• **Data shown**
----
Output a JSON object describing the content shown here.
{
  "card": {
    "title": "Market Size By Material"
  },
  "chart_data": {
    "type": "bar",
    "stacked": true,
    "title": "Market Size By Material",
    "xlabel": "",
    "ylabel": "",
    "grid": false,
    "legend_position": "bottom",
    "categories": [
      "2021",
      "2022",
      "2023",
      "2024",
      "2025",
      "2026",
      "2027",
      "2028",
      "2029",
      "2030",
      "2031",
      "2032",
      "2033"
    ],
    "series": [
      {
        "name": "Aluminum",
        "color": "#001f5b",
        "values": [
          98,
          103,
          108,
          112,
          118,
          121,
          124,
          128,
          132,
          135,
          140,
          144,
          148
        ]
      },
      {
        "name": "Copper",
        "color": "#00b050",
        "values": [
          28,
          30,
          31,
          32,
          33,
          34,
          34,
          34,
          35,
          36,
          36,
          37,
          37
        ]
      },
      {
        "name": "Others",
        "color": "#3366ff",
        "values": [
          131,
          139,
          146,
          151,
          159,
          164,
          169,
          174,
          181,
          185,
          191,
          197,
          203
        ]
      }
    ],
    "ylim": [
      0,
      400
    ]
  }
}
----
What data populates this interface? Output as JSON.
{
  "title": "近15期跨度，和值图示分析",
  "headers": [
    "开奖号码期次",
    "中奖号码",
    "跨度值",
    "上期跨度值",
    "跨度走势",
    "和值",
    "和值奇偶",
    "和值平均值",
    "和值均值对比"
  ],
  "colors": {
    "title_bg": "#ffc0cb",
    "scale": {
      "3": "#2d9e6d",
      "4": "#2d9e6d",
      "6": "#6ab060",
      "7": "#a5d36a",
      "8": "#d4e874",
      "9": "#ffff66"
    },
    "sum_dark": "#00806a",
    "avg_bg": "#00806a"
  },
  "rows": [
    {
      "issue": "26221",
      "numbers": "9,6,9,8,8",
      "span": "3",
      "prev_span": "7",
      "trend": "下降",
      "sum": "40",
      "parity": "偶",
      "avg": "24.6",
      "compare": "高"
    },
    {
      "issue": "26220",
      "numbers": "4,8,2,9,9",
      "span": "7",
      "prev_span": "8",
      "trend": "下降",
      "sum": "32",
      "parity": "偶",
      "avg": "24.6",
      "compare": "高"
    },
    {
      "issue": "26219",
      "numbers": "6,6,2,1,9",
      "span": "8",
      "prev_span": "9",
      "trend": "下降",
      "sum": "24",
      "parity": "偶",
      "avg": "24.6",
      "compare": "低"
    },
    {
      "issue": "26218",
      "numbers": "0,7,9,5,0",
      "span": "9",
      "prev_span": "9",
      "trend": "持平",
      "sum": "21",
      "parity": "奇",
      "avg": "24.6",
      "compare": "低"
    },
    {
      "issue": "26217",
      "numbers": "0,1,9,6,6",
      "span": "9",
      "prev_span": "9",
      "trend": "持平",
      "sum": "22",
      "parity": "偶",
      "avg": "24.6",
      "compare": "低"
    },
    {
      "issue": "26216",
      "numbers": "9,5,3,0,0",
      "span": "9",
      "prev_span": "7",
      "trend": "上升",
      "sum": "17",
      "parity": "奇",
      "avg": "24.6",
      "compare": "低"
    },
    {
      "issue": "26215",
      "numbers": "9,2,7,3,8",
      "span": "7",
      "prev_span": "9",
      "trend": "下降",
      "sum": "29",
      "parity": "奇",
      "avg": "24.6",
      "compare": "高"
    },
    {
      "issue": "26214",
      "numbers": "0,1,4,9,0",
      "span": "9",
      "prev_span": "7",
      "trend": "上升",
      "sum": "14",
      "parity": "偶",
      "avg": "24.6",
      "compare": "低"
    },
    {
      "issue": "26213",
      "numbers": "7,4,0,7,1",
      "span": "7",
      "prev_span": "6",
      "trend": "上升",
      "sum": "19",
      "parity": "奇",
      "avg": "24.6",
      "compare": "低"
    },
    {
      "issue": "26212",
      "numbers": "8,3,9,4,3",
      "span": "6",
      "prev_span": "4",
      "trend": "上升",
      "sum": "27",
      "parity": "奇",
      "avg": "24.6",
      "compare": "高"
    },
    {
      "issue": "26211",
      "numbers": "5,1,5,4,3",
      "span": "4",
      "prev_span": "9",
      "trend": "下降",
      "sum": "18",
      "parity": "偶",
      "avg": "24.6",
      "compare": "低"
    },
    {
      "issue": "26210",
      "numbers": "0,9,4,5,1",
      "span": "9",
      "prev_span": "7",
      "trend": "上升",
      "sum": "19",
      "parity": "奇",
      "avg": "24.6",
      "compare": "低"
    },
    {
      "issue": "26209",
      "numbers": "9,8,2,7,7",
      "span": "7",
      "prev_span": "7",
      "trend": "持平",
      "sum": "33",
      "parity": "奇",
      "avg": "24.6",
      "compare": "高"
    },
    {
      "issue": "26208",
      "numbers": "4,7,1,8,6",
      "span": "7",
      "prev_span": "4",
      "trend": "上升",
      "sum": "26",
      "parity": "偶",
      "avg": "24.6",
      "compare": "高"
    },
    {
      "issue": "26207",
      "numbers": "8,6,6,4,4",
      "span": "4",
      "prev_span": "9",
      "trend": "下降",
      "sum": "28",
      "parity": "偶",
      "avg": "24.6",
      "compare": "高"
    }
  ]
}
----
Every line above that contains the word "name" should be reported.

        "name": "Aluminum",
        "name": "Copper",
        "name": "Others",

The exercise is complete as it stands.